WORK TO BE COMPLETED:
Copy the lines that follow, keeping every character the same.

* Start *

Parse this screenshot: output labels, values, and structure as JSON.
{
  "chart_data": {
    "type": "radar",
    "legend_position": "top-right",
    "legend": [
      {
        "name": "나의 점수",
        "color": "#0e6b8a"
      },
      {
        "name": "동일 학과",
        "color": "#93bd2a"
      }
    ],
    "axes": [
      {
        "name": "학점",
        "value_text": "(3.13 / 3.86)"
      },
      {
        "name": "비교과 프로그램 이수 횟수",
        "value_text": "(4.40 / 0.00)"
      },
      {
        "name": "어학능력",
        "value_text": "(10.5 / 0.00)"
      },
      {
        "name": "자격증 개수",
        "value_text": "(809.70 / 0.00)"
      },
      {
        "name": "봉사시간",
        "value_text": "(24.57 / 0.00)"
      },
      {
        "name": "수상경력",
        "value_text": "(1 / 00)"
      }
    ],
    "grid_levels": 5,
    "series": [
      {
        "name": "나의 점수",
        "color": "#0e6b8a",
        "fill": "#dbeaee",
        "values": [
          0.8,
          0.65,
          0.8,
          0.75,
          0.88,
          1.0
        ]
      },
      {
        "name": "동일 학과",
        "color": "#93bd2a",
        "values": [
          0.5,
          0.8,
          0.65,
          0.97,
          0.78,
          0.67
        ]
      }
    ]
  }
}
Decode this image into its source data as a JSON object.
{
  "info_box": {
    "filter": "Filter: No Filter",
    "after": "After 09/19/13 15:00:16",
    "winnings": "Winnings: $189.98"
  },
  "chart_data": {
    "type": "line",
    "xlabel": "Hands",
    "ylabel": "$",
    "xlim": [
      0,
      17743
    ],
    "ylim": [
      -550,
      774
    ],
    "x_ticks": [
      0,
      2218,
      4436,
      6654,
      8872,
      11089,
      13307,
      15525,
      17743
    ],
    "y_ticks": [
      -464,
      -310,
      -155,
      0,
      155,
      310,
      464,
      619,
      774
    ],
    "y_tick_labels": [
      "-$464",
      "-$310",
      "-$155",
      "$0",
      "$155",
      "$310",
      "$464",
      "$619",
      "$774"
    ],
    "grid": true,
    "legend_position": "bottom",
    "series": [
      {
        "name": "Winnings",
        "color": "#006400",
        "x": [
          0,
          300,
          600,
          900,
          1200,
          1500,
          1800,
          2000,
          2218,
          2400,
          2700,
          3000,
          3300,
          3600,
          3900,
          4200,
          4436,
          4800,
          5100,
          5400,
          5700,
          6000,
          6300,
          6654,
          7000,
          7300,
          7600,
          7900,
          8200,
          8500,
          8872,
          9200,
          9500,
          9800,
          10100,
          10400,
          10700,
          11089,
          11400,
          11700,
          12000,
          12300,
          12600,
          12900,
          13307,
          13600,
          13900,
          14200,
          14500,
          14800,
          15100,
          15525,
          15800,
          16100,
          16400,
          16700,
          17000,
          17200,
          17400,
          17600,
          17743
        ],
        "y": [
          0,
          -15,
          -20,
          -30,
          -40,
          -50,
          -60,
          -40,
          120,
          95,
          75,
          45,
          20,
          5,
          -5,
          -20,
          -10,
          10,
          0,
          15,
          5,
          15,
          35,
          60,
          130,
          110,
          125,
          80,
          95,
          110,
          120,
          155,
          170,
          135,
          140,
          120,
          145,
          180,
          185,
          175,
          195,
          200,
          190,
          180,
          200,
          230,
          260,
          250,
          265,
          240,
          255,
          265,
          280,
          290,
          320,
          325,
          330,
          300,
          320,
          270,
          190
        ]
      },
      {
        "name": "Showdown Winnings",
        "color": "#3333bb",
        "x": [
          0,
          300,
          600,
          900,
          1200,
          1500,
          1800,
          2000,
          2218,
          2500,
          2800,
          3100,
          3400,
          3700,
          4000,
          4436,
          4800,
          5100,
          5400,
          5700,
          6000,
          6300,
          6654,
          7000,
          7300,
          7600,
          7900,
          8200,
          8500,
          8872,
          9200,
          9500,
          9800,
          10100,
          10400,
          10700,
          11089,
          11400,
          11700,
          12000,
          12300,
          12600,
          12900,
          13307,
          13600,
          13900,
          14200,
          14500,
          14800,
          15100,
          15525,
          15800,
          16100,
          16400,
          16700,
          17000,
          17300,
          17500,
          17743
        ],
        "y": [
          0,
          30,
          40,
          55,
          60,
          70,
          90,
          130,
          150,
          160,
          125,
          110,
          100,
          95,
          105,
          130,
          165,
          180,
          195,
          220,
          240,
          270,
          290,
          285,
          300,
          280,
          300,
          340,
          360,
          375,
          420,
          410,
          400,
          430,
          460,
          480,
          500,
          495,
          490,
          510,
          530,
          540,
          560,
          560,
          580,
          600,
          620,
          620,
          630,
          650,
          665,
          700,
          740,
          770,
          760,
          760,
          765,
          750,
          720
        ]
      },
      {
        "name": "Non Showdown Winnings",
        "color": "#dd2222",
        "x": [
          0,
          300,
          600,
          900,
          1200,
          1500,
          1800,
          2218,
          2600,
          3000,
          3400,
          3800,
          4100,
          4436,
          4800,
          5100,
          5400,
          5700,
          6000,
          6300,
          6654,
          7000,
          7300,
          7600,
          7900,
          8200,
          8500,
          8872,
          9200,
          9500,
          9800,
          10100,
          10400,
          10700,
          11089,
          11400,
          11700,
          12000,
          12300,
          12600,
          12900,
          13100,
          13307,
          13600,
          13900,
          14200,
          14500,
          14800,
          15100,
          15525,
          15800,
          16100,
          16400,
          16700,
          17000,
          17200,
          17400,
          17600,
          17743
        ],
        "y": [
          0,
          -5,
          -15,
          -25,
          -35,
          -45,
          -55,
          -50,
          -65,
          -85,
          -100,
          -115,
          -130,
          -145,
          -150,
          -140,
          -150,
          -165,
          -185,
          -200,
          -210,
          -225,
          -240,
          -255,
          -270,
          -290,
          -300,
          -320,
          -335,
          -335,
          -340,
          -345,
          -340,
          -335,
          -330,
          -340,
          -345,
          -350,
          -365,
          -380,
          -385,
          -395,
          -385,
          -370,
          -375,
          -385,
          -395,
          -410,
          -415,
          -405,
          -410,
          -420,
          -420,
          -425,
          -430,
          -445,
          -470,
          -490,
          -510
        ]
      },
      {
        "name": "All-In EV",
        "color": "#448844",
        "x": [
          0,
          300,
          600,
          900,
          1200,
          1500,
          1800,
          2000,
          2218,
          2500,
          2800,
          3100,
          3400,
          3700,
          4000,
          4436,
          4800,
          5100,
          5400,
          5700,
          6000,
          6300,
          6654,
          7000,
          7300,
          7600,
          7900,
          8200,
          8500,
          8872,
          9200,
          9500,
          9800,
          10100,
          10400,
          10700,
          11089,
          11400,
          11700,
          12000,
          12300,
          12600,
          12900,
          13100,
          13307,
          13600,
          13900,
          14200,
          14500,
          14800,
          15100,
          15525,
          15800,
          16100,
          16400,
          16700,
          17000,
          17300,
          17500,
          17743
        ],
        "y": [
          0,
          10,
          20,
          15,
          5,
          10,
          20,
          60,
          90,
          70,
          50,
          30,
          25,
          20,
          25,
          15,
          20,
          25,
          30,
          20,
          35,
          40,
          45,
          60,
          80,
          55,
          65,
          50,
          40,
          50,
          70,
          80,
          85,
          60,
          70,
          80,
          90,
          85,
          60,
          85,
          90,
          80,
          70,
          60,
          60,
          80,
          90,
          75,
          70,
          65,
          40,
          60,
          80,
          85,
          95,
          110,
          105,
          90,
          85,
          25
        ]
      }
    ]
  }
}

* End *

FINISHED EXERCISE:
Parse this screenshot: output labels, values, and structure as JSON.
{
  "chart_data": {
    "type": "radar",
    "legend_position": "top-right",
    "legend": [
      {
        "name": "나의 점수",
        "color": "#0e6b8a"
      },
      {
        "name": "동일 학과",
        "color": "#93bd2a"
      }
    ],
    "axes": [
      {
        "name": "학점",
        "value_text": "(3.13 / 3.86)"
      },
      {
        "name": "비교과 프로그램 이수 횟수",
        "value_text": "(4.40 / 0.00)"
      },
      {
        "name": "어학능력",
        "value_text": "(10.5 / 0.00)"
      },
      {
        "name": "자격증 개수",
        "value_text": "(809.70 / 0.00)"
      },
      {
        "name": "봉사시간",
        "value_text": "(24.57 / 0.00)"
      },
      {
        "name": "수상경력",
        "value_text": "(1 / 00)"
      }
    ],
    "grid_levels": 5,
    "series": [
      {
        "name": "나의 점수",
        "color": "#0e6b8a",
        "fill": "#dbeaee",
        "values": [
          0.8,
          0.65,
          0.8,
          0.75,
          0.88,
          1.0
        ]
      },
      {
        "name": "동일 학과",
        "color": "#93bd2a",
        "values": [
          0.5,
          0.8,
          0.65,
          0.97,
          0.78,
          0.67
        ]
      }
    ]
  }
}
Decode this image into its source data as a JSON object.
{
  "info_box": {
    "filter": "Filter: No Filter",
    "after": "After 09/19/13 15:00:16",
    "winnings": "Winnings: $189.98"
  },
  "chart_data": {
    "type": "line",
    "xlabel": "Hands",
    "ylabel": "$",
    "xlim": [
      0,
      17743
    ],
    "ylim": [
      -550,
      774
    ],
    "x_ticks": [
      0,
      2218,
      4436,
      6654,
      8872,
      11089,
      13307,
      15525,
      17743
    ],
    "y_ticks": [
      -464,
      -310,
      -155,
      0,
      155,
      310,
      464,
      619,
      774
    ],
    "y_tick_labels": [
      "-$464",
      "-$310",
      "-$155",
      "$0",
      "$155",
      "$310",
      "$464",
      "$619",
      "$774"
    ],
    "grid": true,
    "legend_position": "bottom",
    "series": [
      {
        "name": "Winnings",
        "color": "#006400",
        "x": [
          0,
          300,
          600,
          900,
          1200,
          1500,
          1800,
          2000,
          2218,
          2400,
          2700,
          3000,
          3300,
          3600,
          3900,
          4200,
          4436,
          4800,
          5100,
          5400,
          5700,
          6000,
          6300,
          6654,
          7000,
          7300,
          7600,
          7900,
          8200,
          8500,
          8872,
          9200,
          9500,
          9800,
          10100,
          10400,
          10700,
          11089,
          11400,
          11700,
          12000,
          12300,
          12600,
          12900,
          13307,
          13600,
          13900,
          14200,
          14500,
          14800,
          15100,
          15525,
          15800,
          16100,
          16400,
          16700,
          17000,
          17200,
          17400,
          17600,
          17743
        ],
        "y": [
          0,
          -15,
          -20,
          -30,
          -40,
          -50,
          -60,
          -40,
          120,
          95,
          75,
          45,
          20,
          5,
          -5,
          -20,
          -10,
          10,
          0,
          15,
          5,
          15,
          35,
          60,
          130,
          110,
          125,
          80,
          95,
          110,
          120,
          155,
          170,
          135,
          140,
          120,
          145,
          180,
          185,
          175,
          195,
          200,
          190,
          180,
          200,
          230,
          260,
          250,
          265,
          240,
          255,
          265,
          280,
          290,
          320,
          325,
          330,
          300,
          320,
          270,
          190
        ]
      },
      {
        "name": "Showdown Winnings",
        "color": "#3333bb",
        "x": [
          0,
          300,
          600,
          900,
          1200,
          1500,
          1800,
          2000,
          2218,
          2500,
          2800,
          3100,
          3400,
          3700,
          4000,
          4436,
          4800,
          5100,
          5400,
          5700,
          6000,
          6300,
          6654,
          7000,
          7300,
          7600,
          7900,
          8200,
          8500,
          8872,
          9200,
          9500,
          9800,
          10100,
          10400,
          10700,
          11089,
          11400,
          11700,
          12000,
          12300,
          12600,
          12900,
          13307,
          13600,
          13900,
          14200,
          14500,
          14800,
          15100,
          15525,
          15800,
          16100,
          16400,
          16700,
          17000,
          17300,
          17500,
          17743
        ],
        "y": [
          0,
          30,
          40,
          55,
          60,
          70,
          90,
          130,
          150,
          160,
          125,
          110,
          100,
          95,
          105,
          130,
          165,
          180,
          195,
          220,
          240,
          270,
          290,
          285,
          300,
          280,
          300,
          340,
          360,
          375,
          420,
          410,
          400,
          430,
          460,
          480,
          500,
          495,
          490,
          510,
          530,
          540,
          560,
          560,
          580,
          600,
          620,
          620,
          630,
          650,
          665,
          700,
          740,
          770,
          760,
          760,
          765,
          750,
          720
        ]
      },
      {
        "name": "Non Showdown Winnings",
        "color": "#dd2222",
        "x": [
          0,
          300,
          600,
          900,
          1200,
          1500,
          1800,
          2218,
          2600,
          3000,
          3400,
          3800,
          4100,
          4436,
          4800,
          5100,
          5400,
          5700,
          6000,
          6300,
          6654,
          7000,
          7300,
          7600,
          7900,
          8200,
          8500,
          8872,
          9200,
          9500,
          9800,
          10100,
          10400,
          10700,
          11089,
          11400,
          11700,
          12000,
          12300,
          12600,
          12900,
          13100,
          13307,
          13600,
          13900,
          14200,
          14500,
          14800,
          15100,
          15525,
          15800,
          16100,
          16400,
          16700,
          17000,
          17200,
          17400,
          17600,
          17743
        ],
        "y": [
          0,
          -5,
          -15,
          -25,
          -35,
          -45,
          -55,
          -50,
          -65,
          -85,
          -100,
          -115,
          -130,
          -145,
          -150,
          -140,
          -150,
          -165,
          -185,
          -200,
          -210,
          -225,
          -240,
          -255,
          -270,
          -290,
          -300,
          -320,
          -335,
          -335,
          -340,
          -345,
          -340,
          -335,
          -330,
          -340,
          -345,
          -350,
          -365,
          -380,
          -385,
          -395,
          -385,
          -370,
          -375,
          -385,
          -395,
          -410,
          -415,
          -405,
          -410,
          -420,
          -420,
          -425,
          -430,
          -445,
          -470,
          -490,
          -510
        ]
      },
      {
        "name": "All-In EV",
        "color": "#448844",
        "x": [
          0,
          300,
          600,
          900,
          1200,
          1500,
          1800,
          2000,
          2218,
          2500,
          2800,
          3100,
          3400,
          3700,
          4000,
          4436,
          4800,
          5100,
          5400,
          5700,
          6000,
          6300,
          6654,
          7000,
          7300,
          7600,
          7900,
          8200,
          8500,
          8872,
          9200,
          9500,
          9800,
          10100,
          10400,
          10700,
          11089,
          11400,
          11700,
          12000,
          12300,
          12600,
          12900,
          13100,
          13307,
          13600,
          13900,
          14200,
          14500,
          14800,
          15100,
          15525,
          15800,
          16100,
          16400,
          16700,
          17000,
          17300,
          17500,
          17743
        ],
        "y": [
          0,
          10,
          20,
          15,
          5,
          10,
          20,
          60,
          90,
          70,
          50,
          30,
          25,
          20,
          25,
          15,
          20,
          25,
          30,
          20,
          35,
          40,
          45,
          60,
          80,
          55,
          65,
          50,
          40,
          50,
          70,
          80,
          85,
          60,
          70,
          80,
          90,
          85,
          60,
          85,
          90,
          80,
          70,
          60,
          60,
          80,
          90,
          75,
          70,
          65,
          40,
          60,
          80,
          85,
          95,
          110,
          105,
          90,
          85,
          25
        ]
      }
    ]
  }
}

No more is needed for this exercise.